### WRITTEN INSTRUCTION
Transcribe the records below in full; pictures stay out of the copy.

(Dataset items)
▼▼▼
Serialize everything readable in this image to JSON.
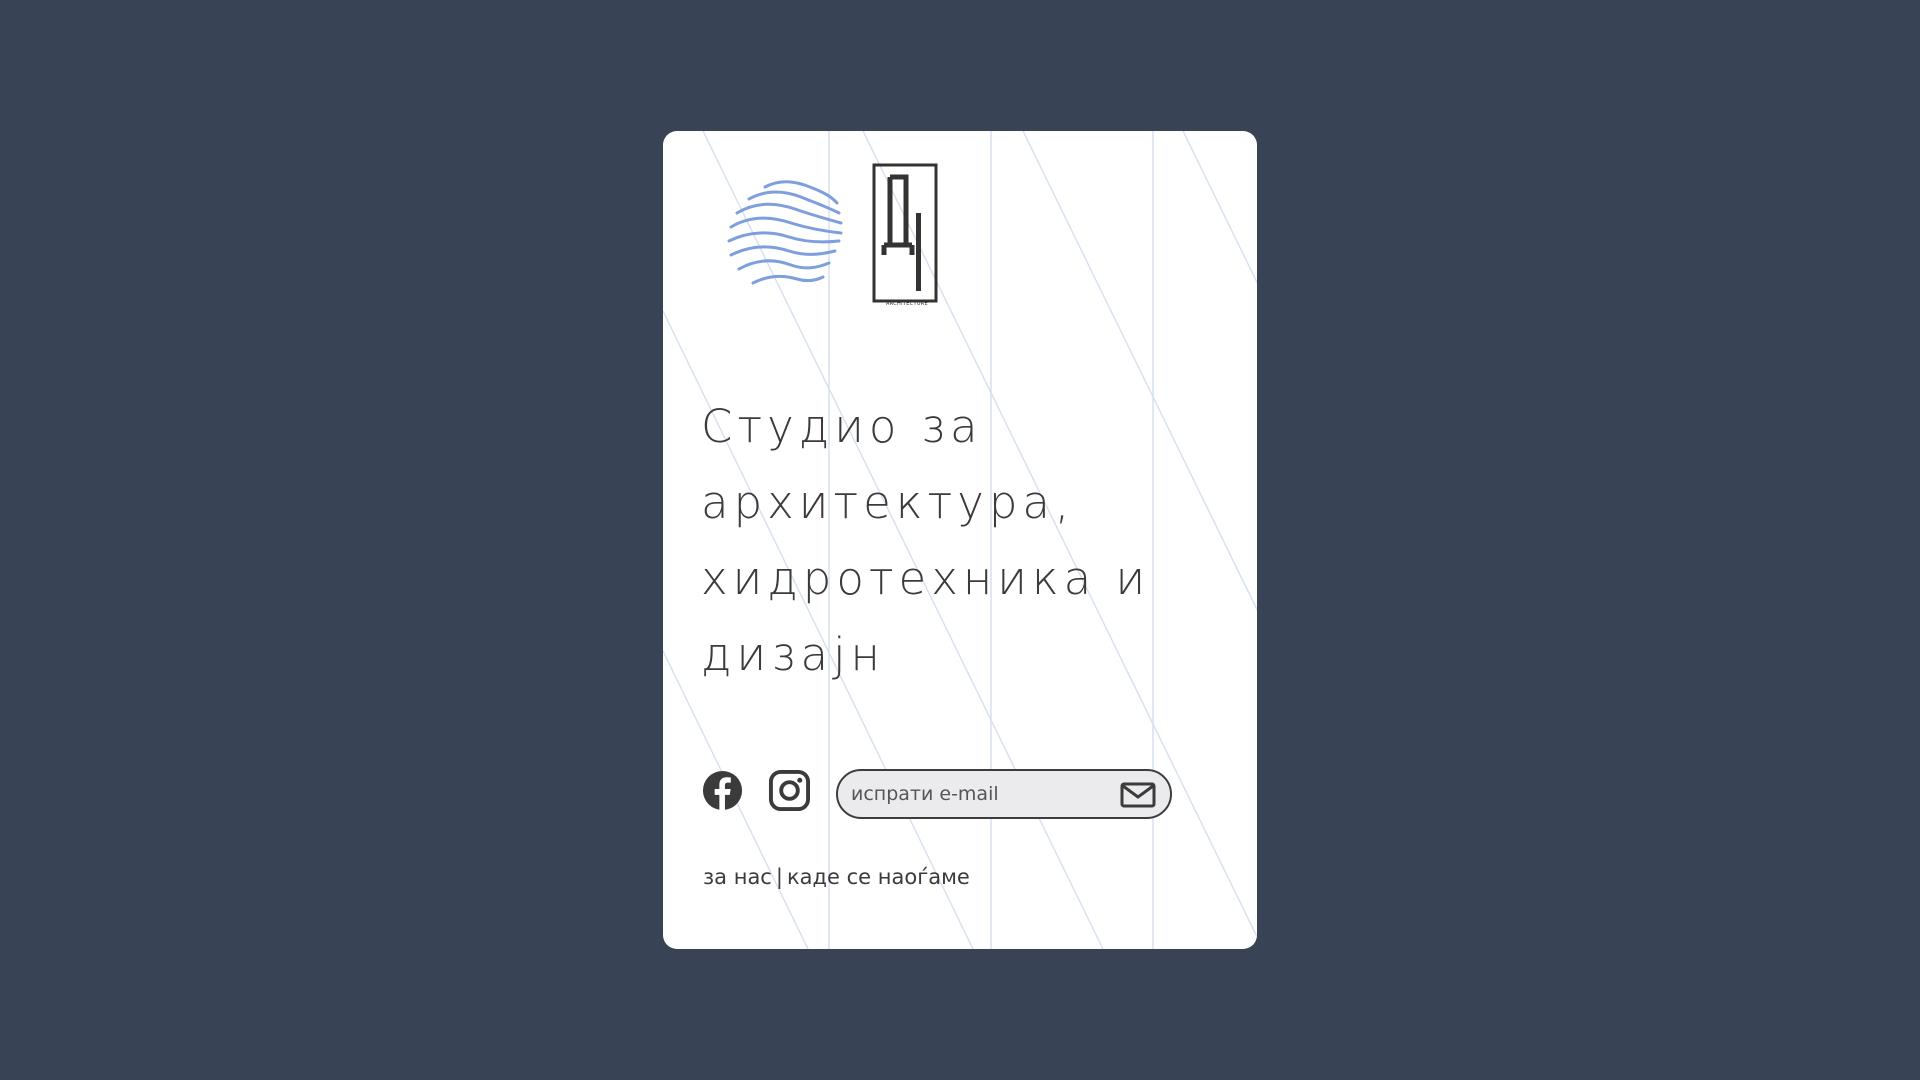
{
  "brand": {
    "logo_caption": "ARCHITECTURE",
    "accent_wave": "#7e9fdd",
    "ink": "#3b3b3b"
  },
  "hero": {
    "title_lines": [
      "Студио за",
      "архитектура,",
      "хидротехника и",
      "дизајн"
    ]
  },
  "social": {
    "facebook_icon": "facebook-icon",
    "instagram_icon": "instagram-icon"
  },
  "contact": {
    "email_placeholder": "испрати e-mail",
    "email_value": "",
    "send_icon": "mail-icon"
  },
  "footer": {
    "about_label": "за нас",
    "separator": "|",
    "location_label": "каде се наоѓаме"
  },
  "colors": {
    "page_background": "#384455",
    "card_background": "#ffffff",
    "grid_lines": "#d6e0ef",
    "input_background": "#ebebee"
  }
}
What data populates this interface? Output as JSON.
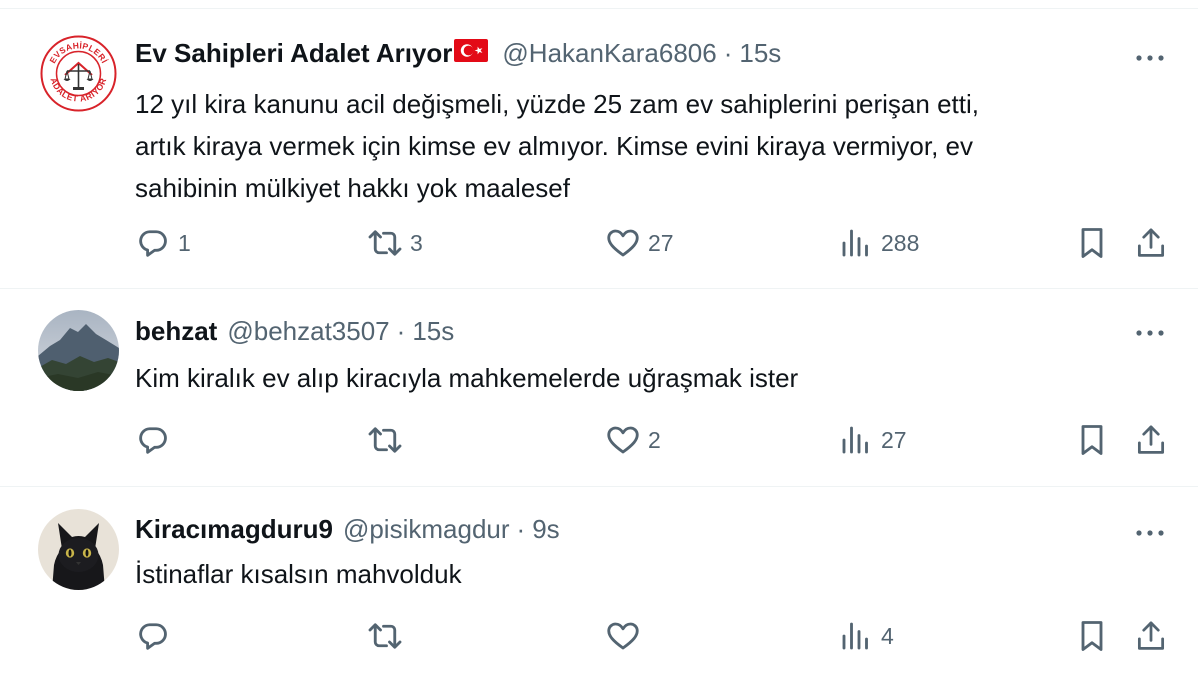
{
  "tweets": [
    {
      "name": "Ev Sahipleri Adalet Arıyor",
      "has_flag": true,
      "handle": "@HakanKara6806",
      "separator": "·",
      "time": "15s",
      "avatar": {
        "kind": "logo",
        "ring_text_top": "EVSAHİPLERİ",
        "ring_text_bottom": "ADALET ARIYOR"
      },
      "text_lines": [
        "12 yıl kira kanunu acil değişmeli, yüzde 25 zam ev sahiplerini perişan etti,",
        "artık kiraya vermek için kimse ev almıyor. Kimse evini kiraya vermiyor, ev",
        "sahibinin mülkiyet hakkı yok maalesef"
      ],
      "replies": "1",
      "retweets": "3",
      "likes": "27",
      "views": "288"
    },
    {
      "name": "behzat",
      "has_flag": false,
      "handle": "@behzat3507",
      "separator": "·",
      "time": "15s",
      "avatar": {
        "kind": "mountain"
      },
      "text_lines": [
        "Kim kiralık ev alıp kiracıyla mahkemelerde uğraşmak ister"
      ],
      "replies": "",
      "retweets": "",
      "likes": "2",
      "views": "27"
    },
    {
      "name": "Kiracımagduru9",
      "has_flag": false,
      "handle": "@pisikmagdur",
      "separator": "·",
      "time": "9s",
      "avatar": {
        "kind": "cat"
      },
      "text_lines": [
        "İstinaflar kısalsın mahvolduk"
      ],
      "replies": "",
      "retweets": "",
      "likes": "",
      "views": "4"
    }
  ],
  "icons": {
    "reply": "reply-icon",
    "retweet": "retweet-icon",
    "like": "heart-icon",
    "views": "views-icon",
    "bookmark": "bookmark-icon",
    "share": "share-icon",
    "more": "more-icon",
    "flag": "turkey-flag-icon"
  },
  "colors": {
    "text": "#0f1419",
    "secondary": "#536471",
    "divider": "#eff3f4",
    "flag_red": "#e30a17",
    "logo_red": "#d8232a"
  }
}
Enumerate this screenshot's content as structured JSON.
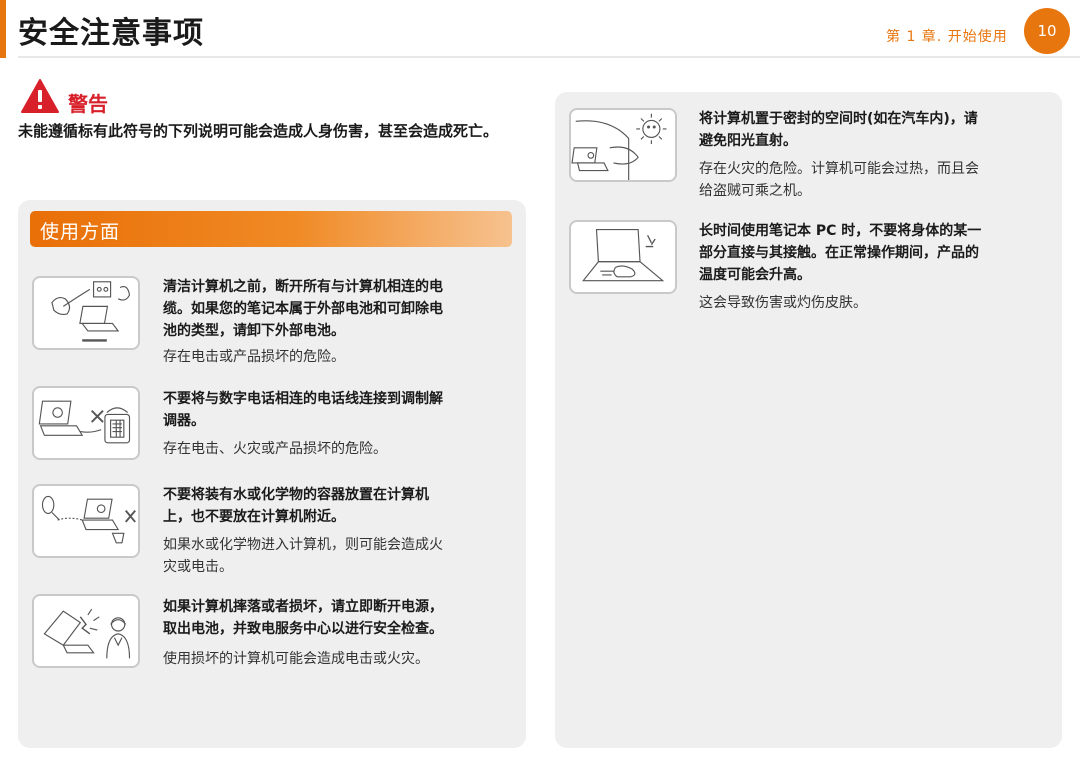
{
  "header": {
    "title": "安全注意事项",
    "chapter": "第 1 章. 开始使用",
    "page_number": "10",
    "accent_color": "#e8760e"
  },
  "warning": {
    "icon": "warning-triangle-icon",
    "label": "警告",
    "text": "未能遵循标有此符号的下列说明可能会造成人身伤害，甚至会造成死亡。"
  },
  "section": {
    "title": "使用方面"
  },
  "left_items": [
    {
      "icon": "unplug-cable-icon",
      "head_lines": [
        "清洁计算机之前，断开所有与计算机相连的电",
        "缆。如果您的笔记本属于外部电池和可卸除电",
        "池的类型，请卸下外部电池。"
      ],
      "body_lines": [
        "存在电击或产品损坏的危险。"
      ]
    },
    {
      "icon": "phone-line-icon",
      "head_lines": [
        "不要将与数字电话相连的电话线连接到调制解",
        "调器。"
      ],
      "body_lines": [
        "存在电击、火灾或产品损坏的危险。"
      ]
    },
    {
      "icon": "liquid-spill-icon",
      "head_lines": [
        "不要将装有水或化学物的容器放置在计算机",
        "上，也不要放在计算机附近。"
      ],
      "body_lines": [
        "如果水或化学物进入计算机，则可能会造成火",
        "灾或电击。"
      ]
    },
    {
      "icon": "broken-laptop-icon",
      "head_lines": [
        "如果计算机摔落或者损坏，请立即断开电源，",
        "取出电池，并致电服务中心以进行安全检查。"
      ],
      "body_lines": [
        "使用损坏的计算机可能会造成电击或火灾。"
      ]
    }
  ],
  "right_items": [
    {
      "icon": "sun-car-icon",
      "head_lines": [
        "将计算机置于密封的空间时(如在汽车内)，请",
        "避免阳光直射。"
      ],
      "body_lines": [
        "存在火灾的危险。计算机可能会过热，而且会",
        "给盗贼可乘之机。"
      ]
    },
    {
      "icon": "hot-laptop-icon",
      "head_lines": [
        "长时间使用笔记本 PC 时，不要将身体的某一",
        "部分直接与其接触。在正常操作期间，产品的",
        "温度可能会升高。"
      ],
      "body_lines": [
        "这会导致伤害或灼伤皮肤。"
      ]
    }
  ]
}
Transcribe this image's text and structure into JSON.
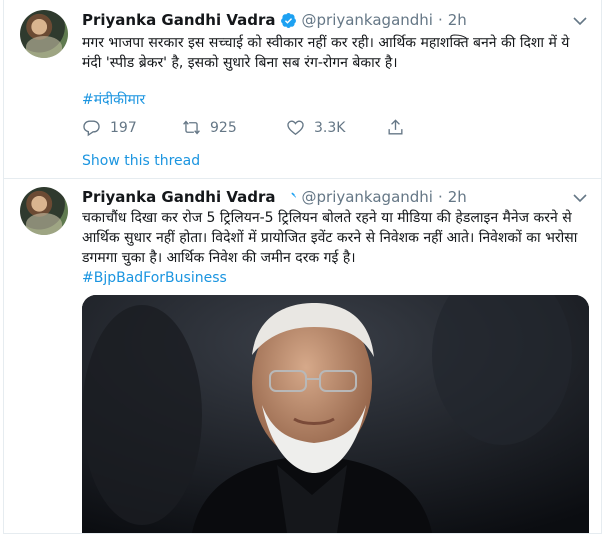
{
  "tweets": [
    {
      "author": "Priyanka Gandhi Vadra",
      "handle": "@priyankagandhi",
      "separator": "·",
      "time": "2h",
      "text": "मगर भाजपा सरकार इस सच्चाई को स्वीकार नहीं कर रही। आर्थिक महाशक्ति बनने की दिशा में ये मंदी 'स्पीड ब्रेकर' है, इसको सुधारे बिना सब रंग-रोगन बेकार है।",
      "hashtag": "#मंदीकीमार",
      "replies": "197",
      "retweets": "925",
      "likes": "3.3K",
      "show_thread": "Show this thread"
    },
    {
      "author": "Priyanka Gandhi Vadra",
      "handle": "@priyankagandhi",
      "separator": "·",
      "time": "2h",
      "text": "चकाचौंध दिखा कर रोज 5 ट्रिलियन-5 ट्रिलियन बोलते रहने या मीडिया की हेडलाइन मैनेज करने से आर्थिक सुधार नहीं होता। विदेशों में प्रायोजित इवेंट करने से निवेशक नहीं आते। निवेशकों का भरोसा डगमगा चुका है। आर्थिक निवेश की जमीन दरक गई है।",
      "hashtag": "#BjpBadForBusiness"
    }
  ],
  "icons": {
    "verified": "verified-badge-icon",
    "caret": "chevron-down-icon",
    "reply": "reply-icon",
    "retweet": "retweet-icon",
    "like": "heart-icon",
    "share": "share-icon"
  },
  "colors": {
    "link": "#1b95e0",
    "muted": "#657786",
    "verified": "#1da1f2",
    "divider": "#e6ecf0"
  }
}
▲▲▲
### THE RESPONSE
Serialize everything readable in this image to JSON.
{
  "brand": {
    "logo_caption": "ARCHITECTURE",
    "accent_wave": "#7e9fdd",
    "ink": "#3b3b3b"
  },
  "hero": {
    "title_lines": [
      "Студио за",
      "архитектура,",
      "хидротехника и",
      "дизајн"
    ]
  },
  "social": {
    "facebook_icon": "facebook-icon",
    "instagram_icon": "instagram-icon"
  },
  "contact": {
    "email_placeholder": "испрати e-mail",
    "email_value": "",
    "send_icon": "mail-icon"
  },
  "footer": {
    "about_label": "за нас",
    "separator": "|",
    "location_label": "каде се наоѓаме"
  },
  "colors": {
    "page_background": "#384455",
    "card_background": "#ffffff",
    "grid_lines": "#d6e0ef",
    "input_background": "#ebebee"
  }
}
What data populates this interface? Output as JSON.
{
  "tweets": [
    {
      "name": "Ev Sahipleri Adalet Arıyor",
      "has_flag": true,
      "handle": "@HakanKara6806",
      "separator": "·",
      "time": "15s",
      "avatar": {
        "kind": "logo",
        "ring_text_top": "EVSAHİPLERİ",
        "ring_text_bottom": "ADALET ARIYOR"
      },
      "text_lines": [
        "12 yıl kira kanunu acil değişmeli, yüzde 25 zam ev sahiplerini perişan etti,",
        "artık kiraya vermek için kimse ev almıyor. Kimse evini kiraya vermiyor, ev",
        "sahibinin mülkiyet hakkı yok maalesef"
      ],
      "replies": "1",
      "retweets": "3",
      "likes": "27",
      "views": "288"
    },
    {
      "name": "behzat",
      "has_flag": false,
      "handle": "@behzat3507",
      "separator": "·",
      "time": "15s",
      "avatar": {
        "kind": "mountain"
      },
      "text_lines": [
        "Kim kiralık ev alıp kiracıyla mahkemelerde uğraşmak ister"
      ],
      "replies": "",
      "retweets": "",
      "likes": "2",
      "views": "27"
    },
    {
      "name": "Kiracımagduru9",
      "has_flag": false,
      "handle": "@pisikmagdur",
      "separator": "·",
      "time": "9s",
      "avatar": {
        "kind": "cat"
      },
      "text_lines": [
        "İstinaflar kısalsın mahvolduk"
      ],
      "replies": "",
      "retweets": "",
      "likes": "",
      "views": "4"
    }
  ],
  "icons": {
    "reply": "reply-icon",
    "retweet": "retweet-icon",
    "like": "heart-icon",
    "views": "views-icon",
    "bookmark": "bookmark-icon",
    "share": "share-icon",
    "more": "more-icon",
    "flag": "turkey-flag-icon"
  },
  "colors": {
    "text": "#0f1419",
    "secondary": "#536471",
    "divider": "#eff3f4",
    "flag_red": "#e30a17",
    "logo_red": "#d8232a"
  }
}
Enumerate this screenshot's content as structured JSON.
{
  "header": {
    "title": "安全注意事项",
    "chapter": "第 1 章. 开始使用",
    "page_number": "10",
    "accent_color": "#e8760e"
  },
  "warning": {
    "icon": "warning-triangle-icon",
    "label": "警告",
    "text": "未能遵循标有此符号的下列说明可能会造成人身伤害，甚至会造成死亡。"
  },
  "section": {
    "title": "使用方面"
  },
  "left_items": [
    {
      "icon": "unplug-cable-icon",
      "head_lines": [
        "清洁计算机之前，断开所有与计算机相连的电",
        "缆。如果您的笔记本属于外部电池和可卸除电",
        "池的类型，请卸下外部电池。"
      ],
      "body_lines": [
        "存在电击或产品损坏的危险。"
      ]
    },
    {
      "icon": "phone-line-icon",
      "head_lines": [
        "不要将与数字电话相连的电话线连接到调制解",
        "调器。"
      ],
      "body_lines": [
        "存在电击、火灾或产品损坏的危险。"
      ]
    },
    {
      "icon": "liquid-spill-icon",
      "head_lines": [
        "不要将装有水或化学物的容器放置在计算机",
        "上，也不要放在计算机附近。"
      ],
      "body_lines": [
        "如果水或化学物进入计算机，则可能会造成火",
        "灾或电击。"
      ]
    },
    {
      "icon": "broken-laptop-icon",
      "head_lines": [
        "如果计算机摔落或者损坏，请立即断开电源，",
        "取出电池，并致电服务中心以进行安全检查。"
      ],
      "body_lines": [
        "使用损坏的计算机可能会造成电击或火灾。"
      ]
    }
  ],
  "right_items": [
    {
      "icon": "sun-car-icon",
      "head_lines": [
        "将计算机置于密封的空间时(如在汽车内)，请",
        "避免阳光直射。"
      ],
      "body_lines": [
        "存在火灾的危险。计算机可能会过热，而且会",
        "给盗贼可乘之机。"
      ]
    },
    {
      "icon": "hot-laptop-icon",
      "head_lines": [
        "长时间使用笔记本 PC 时，不要将身体的某一",
        "部分直接与其接触。在正常操作期间，产品的",
        "温度可能会升高。"
      ],
      "body_lines": [
        "这会导致伤害或灼伤皮肤。"
      ]
    }
  ]
}
Transcribe this image's text and structure into JSON.
{
  "tweets": [
    {
      "author": "Priyanka Gandhi Vadra",
      "handle": "@priyankagandhi",
      "separator": "·",
      "time": "2h",
      "text": "मगर भाजपा सरकार इस सच्चाई को स्वीकार नहीं कर रही। आर्थिक महाशक्ति बनने की दिशा में ये मंदी 'स्पीड ब्रेकर' है, इसको सुधारे बिना सब रंग-रोगन बेकार है।",
      "hashtag": "#मंदीकीमार",
      "replies": "197",
      "retweets": "925",
      "likes": "3.3K",
      "show_thread": "Show this thread"
    },
    {
      "author": "Priyanka Gandhi Vadra",
      "handle": "@priyankagandhi",
      "separator": "·",
      "time": "2h",
      "text": "चकाचौंध दिखा कर रोज 5 ट्रिलियन-5 ट्रिलियन बोलते रहने या मीडिया की हेडलाइन मैनेज करने से आर्थिक सुधार नहीं होता। विदेशों में प्रायोजित इवेंट करने से निवेशक नहीं आते। निवेशकों का भरोसा डगमगा चुका है। आर्थिक निवेश की जमीन दरक गई है।",
      "hashtag": "#BjpBadForBusiness"
    }
  ],
  "icons": {
    "verified": "verified-badge-icon",
    "caret": "chevron-down-icon",
    "reply": "reply-icon",
    "retweet": "retweet-icon",
    "like": "heart-icon",
    "share": "share-icon"
  },
  "colors": {
    "link": "#1b95e0",
    "muted": "#657786",
    "verified": "#1da1f2",
    "divider": "#e6ecf0"
  }
}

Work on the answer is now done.